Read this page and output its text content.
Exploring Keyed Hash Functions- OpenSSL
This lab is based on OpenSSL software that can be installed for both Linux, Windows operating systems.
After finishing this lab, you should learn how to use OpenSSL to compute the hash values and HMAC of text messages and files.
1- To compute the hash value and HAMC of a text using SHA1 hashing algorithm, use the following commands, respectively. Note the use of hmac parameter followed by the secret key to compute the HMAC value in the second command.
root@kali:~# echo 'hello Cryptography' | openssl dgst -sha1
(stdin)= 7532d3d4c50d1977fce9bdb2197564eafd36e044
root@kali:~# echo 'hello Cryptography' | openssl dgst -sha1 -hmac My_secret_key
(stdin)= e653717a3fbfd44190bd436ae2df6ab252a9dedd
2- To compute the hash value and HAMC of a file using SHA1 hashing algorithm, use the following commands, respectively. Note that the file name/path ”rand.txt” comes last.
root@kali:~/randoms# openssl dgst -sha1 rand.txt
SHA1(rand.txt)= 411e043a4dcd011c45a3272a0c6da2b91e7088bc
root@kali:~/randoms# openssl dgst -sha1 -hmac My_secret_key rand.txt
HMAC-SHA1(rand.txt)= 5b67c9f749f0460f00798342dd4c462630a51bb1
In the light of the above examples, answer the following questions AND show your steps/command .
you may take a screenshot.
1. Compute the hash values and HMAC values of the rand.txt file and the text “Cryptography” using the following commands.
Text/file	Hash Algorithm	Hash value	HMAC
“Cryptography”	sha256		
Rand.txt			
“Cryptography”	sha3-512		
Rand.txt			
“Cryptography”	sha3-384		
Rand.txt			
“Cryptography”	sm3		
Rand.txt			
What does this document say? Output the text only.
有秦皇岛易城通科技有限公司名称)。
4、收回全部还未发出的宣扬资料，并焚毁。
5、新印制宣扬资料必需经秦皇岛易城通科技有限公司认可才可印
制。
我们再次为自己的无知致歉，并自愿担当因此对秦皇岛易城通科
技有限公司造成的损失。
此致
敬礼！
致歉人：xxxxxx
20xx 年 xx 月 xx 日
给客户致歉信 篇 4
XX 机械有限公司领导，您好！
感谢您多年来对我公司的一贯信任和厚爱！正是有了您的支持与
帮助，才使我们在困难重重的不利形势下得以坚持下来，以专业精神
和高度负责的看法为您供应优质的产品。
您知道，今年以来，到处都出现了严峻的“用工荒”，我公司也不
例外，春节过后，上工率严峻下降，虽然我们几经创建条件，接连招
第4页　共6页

# # #

## [What to work on]
Repeat every line of the data, exactly and in full.

## [Task solution]
Read this page and output its text content.
Exploring Keyed Hash Functions- OpenSSL
This lab is based on OpenSSL software that can be installed for both Linux, Windows operating systems.
After finishing this lab, you should learn how to use OpenSSL to compute the hash values and HMAC of text messages and files.
1- To compute the hash value and HAMC of a text using SHA1 hashing algorithm, use the following commands, respectively. Note the use of hmac parameter followed by the secret key to compute the HMAC value in the second command.
root@kali:~# echo 'hello Cryptography' | openssl dgst -sha1
(stdin)= 7532d3d4c50d1977fce9bdb2197564eafd36e044
root@kali:~# echo 'hello Cryptography' | openssl dgst -sha1 -hmac My_secret_key
(stdin)= e653717a3fbfd44190bd436ae2df6ab252a9dedd
2- To compute the hash value and HAMC of a file using SHA1 hashing algorithm, use the following commands, respectively. Note that the file name/path ”rand.txt” comes last.
root@kali:~/randoms# openssl dgst -sha1 rand.txt
SHA1(rand.txt)= 411e043a4dcd011c45a3272a0c6da2b91e7088bc
root@kali:~/randoms# openssl dgst -sha1 -hmac My_secret_key rand.txt
HMAC-SHA1(rand.txt)= 5b67c9f749f0460f00798342dd4c462630a51bb1
In the light of the above examples, answer the following questions AND show your steps/command .
you may take a screenshot.
1. Compute the hash values and HMAC values of the rand.txt file and the text “Cryptography” using the following commands.
Text/file	Hash Algorithm	Hash value	HMAC
“Cryptography”	sha256		
Rand.txt			
“Cryptography”	sha3-512		
Rand.txt			
“Cryptography”	sha3-384		
Rand.txt			
“Cryptography”	sm3		
Rand.txt			
What does this document say? Output the text only.
有秦皇岛易城通科技有限公司名称)。
4、收回全部还未发出的宣扬资料，并焚毁。
5、新印制宣扬资料必需经秦皇岛易城通科技有限公司认可才可印
制。
我们再次为自己的无知致歉，并自愿担当因此对秦皇岛易城通科
技有限公司造成的损失。
此致
敬礼！
致歉人：xxxxxx
20xx 年 xx 月 xx 日
给客户致歉信 篇 4
XX 机械有限公司领导，您好！
感谢您多年来对我公司的一贯信任和厚爱！正是有了您的支持与
帮助，才使我们在困难重重的不利形势下得以坚持下来，以专业精神
和高度负责的看法为您供应优质的产品。
您知道，今年以来，到处都出现了严峻的“用工荒”，我公司也不
例外，春节过后，上工率严峻下降，虽然我们几经创建条件，接连招
第4页　共6页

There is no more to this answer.